Supplied data:
* Begin *

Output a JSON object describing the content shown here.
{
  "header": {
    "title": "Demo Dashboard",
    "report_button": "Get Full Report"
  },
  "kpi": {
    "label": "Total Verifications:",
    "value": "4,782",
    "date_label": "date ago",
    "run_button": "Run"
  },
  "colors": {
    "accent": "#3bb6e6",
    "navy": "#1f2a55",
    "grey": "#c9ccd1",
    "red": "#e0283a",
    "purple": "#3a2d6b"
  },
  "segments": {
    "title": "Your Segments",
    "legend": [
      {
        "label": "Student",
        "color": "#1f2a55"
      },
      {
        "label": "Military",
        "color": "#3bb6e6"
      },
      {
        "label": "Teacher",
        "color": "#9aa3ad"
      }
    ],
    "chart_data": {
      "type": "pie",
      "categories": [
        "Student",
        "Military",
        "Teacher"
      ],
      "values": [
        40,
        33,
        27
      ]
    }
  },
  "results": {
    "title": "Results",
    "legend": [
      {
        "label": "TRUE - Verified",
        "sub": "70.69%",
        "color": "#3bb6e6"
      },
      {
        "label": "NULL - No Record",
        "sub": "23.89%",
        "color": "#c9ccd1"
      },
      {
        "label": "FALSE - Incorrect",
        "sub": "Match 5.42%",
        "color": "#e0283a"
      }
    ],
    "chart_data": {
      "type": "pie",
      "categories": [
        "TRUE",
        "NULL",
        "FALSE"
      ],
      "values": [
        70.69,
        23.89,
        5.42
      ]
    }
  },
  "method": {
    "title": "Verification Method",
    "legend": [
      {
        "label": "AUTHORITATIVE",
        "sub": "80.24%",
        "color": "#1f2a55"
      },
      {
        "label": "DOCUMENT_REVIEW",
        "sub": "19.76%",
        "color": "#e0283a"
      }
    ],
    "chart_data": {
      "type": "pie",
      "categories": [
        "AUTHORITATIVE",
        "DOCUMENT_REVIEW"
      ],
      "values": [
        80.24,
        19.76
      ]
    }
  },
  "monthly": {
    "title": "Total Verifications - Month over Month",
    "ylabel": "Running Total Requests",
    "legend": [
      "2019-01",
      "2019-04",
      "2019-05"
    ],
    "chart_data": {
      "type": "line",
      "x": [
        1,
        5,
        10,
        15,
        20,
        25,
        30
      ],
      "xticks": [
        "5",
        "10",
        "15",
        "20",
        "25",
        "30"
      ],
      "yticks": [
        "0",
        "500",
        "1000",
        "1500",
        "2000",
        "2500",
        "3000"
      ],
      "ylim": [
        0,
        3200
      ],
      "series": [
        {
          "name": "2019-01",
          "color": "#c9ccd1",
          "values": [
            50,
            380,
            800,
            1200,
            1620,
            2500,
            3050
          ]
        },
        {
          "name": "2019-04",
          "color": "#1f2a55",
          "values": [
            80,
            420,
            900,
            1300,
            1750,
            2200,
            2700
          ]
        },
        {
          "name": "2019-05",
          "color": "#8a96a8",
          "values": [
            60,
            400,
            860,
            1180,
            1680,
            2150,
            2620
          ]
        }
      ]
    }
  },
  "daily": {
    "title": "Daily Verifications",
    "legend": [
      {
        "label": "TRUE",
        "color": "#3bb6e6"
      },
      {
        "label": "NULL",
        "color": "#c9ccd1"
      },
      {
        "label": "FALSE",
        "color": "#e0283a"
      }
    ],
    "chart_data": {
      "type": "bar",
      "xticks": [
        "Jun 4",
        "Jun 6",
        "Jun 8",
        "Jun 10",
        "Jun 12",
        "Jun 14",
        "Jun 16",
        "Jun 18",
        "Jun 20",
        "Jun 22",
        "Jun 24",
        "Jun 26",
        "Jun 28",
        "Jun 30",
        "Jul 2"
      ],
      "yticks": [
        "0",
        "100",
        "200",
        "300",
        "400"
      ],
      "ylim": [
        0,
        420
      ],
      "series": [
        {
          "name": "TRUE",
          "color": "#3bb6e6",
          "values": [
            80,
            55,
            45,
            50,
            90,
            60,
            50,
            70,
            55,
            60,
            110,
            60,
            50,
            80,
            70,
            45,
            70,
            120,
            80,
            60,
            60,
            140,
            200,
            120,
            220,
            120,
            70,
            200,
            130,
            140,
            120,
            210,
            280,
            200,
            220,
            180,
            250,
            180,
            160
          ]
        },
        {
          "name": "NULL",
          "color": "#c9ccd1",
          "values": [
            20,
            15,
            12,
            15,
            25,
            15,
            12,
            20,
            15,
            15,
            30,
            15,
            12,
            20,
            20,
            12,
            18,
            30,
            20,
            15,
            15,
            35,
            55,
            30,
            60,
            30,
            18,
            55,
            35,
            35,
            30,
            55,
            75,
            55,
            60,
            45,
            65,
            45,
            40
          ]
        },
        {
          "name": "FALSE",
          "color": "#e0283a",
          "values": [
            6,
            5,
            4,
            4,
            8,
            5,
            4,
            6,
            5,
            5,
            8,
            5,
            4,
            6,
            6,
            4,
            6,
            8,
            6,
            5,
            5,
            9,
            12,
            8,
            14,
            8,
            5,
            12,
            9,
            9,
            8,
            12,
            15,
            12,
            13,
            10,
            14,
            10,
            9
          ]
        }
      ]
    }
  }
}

* End *

Aim: Out of the material above, select every line that holds the string "FALSE".

Output:
        "label": "FALSE - Incorrect",
        "FALSE"
        "label": "FALSE",
          "name": "FALSE",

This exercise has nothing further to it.